• **WHAT THE TASK ASKS**:
Output the entries below exactly as written, omitting pictures.

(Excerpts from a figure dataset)
+ + + + +

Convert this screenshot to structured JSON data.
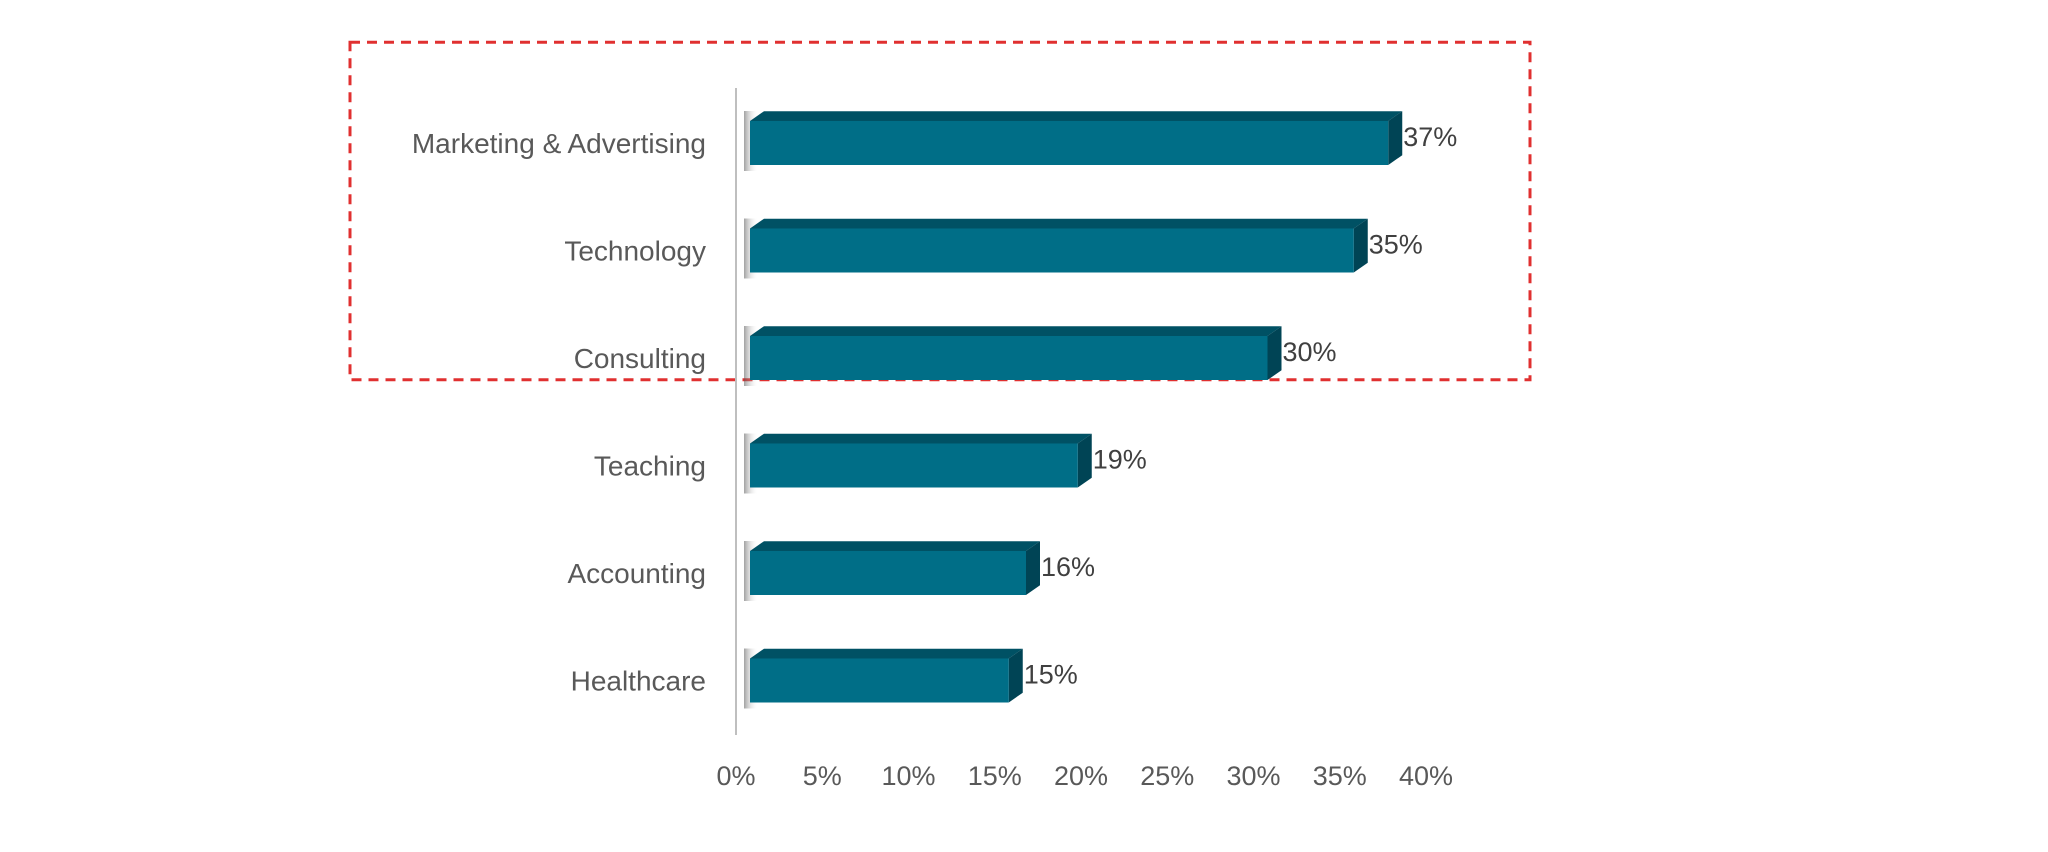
{
  "chart_data": {
    "type": "bar",
    "orientation": "horizontal",
    "style": "3d",
    "categories": [
      "Marketing & Advertising",
      "Technology",
      "Consulting",
      "Teaching",
      "Accounting",
      "Healthcare"
    ],
    "values": [
      37,
      35,
      30,
      19,
      16,
      15
    ],
    "data_labels": [
      "37%",
      "35%",
      "30%",
      "19%",
      "16%",
      "15%"
    ],
    "x_ticks": [
      "0%",
      "5%",
      "10%",
      "15%",
      "20%",
      "25%",
      "30%",
      "35%",
      "40%"
    ],
    "xlim": [
      0,
      40
    ],
    "title": "",
    "xlabel": "",
    "ylabel": "",
    "grid": false,
    "legend": "none",
    "highlight": {
      "categories": [
        "Marketing & Advertising",
        "Technology",
        "Consulting"
      ],
      "style": "dashed-box"
    },
    "colors": {
      "bar_front": "#006E87",
      "bar_top": "#005164",
      "bar_side": "#004455",
      "highlight_border": "#E03030",
      "label_text": "#595959",
      "value_text": "#404040",
      "axis_line": "#BFBFBF"
    }
  }
}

+ + + + +

• **SOLUTION TO THIS PROBLEM**:
Convert this screenshot to structured JSON data.
{
  "chart_data": {
    "type": "bar",
    "orientation": "horizontal",
    "style": "3d",
    "categories": [
      "Marketing & Advertising",
      "Technology",
      "Consulting",
      "Teaching",
      "Accounting",
      "Healthcare"
    ],
    "values": [
      37,
      35,
      30,
      19,
      16,
      15
    ],
    "data_labels": [
      "37%",
      "35%",
      "30%",
      "19%",
      "16%",
      "15%"
    ],
    "x_ticks": [
      "0%",
      "5%",
      "10%",
      "15%",
      "20%",
      "25%",
      "30%",
      "35%",
      "40%"
    ],
    "xlim": [
      0,
      40
    ],
    "title": "",
    "xlabel": "",
    "ylabel": "",
    "grid": false,
    "legend": "none",
    "highlight": {
      "categories": [
        "Marketing & Advertising",
        "Technology",
        "Consulting"
      ],
      "style": "dashed-box"
    },
    "colors": {
      "bar_front": "#006E87",
      "bar_top": "#005164",
      "bar_side": "#004455",
      "highlight_border": "#E03030",
      "label_text": "#595959",
      "value_text": "#404040",
      "axis_line": "#BFBFBF"
    }
  }
}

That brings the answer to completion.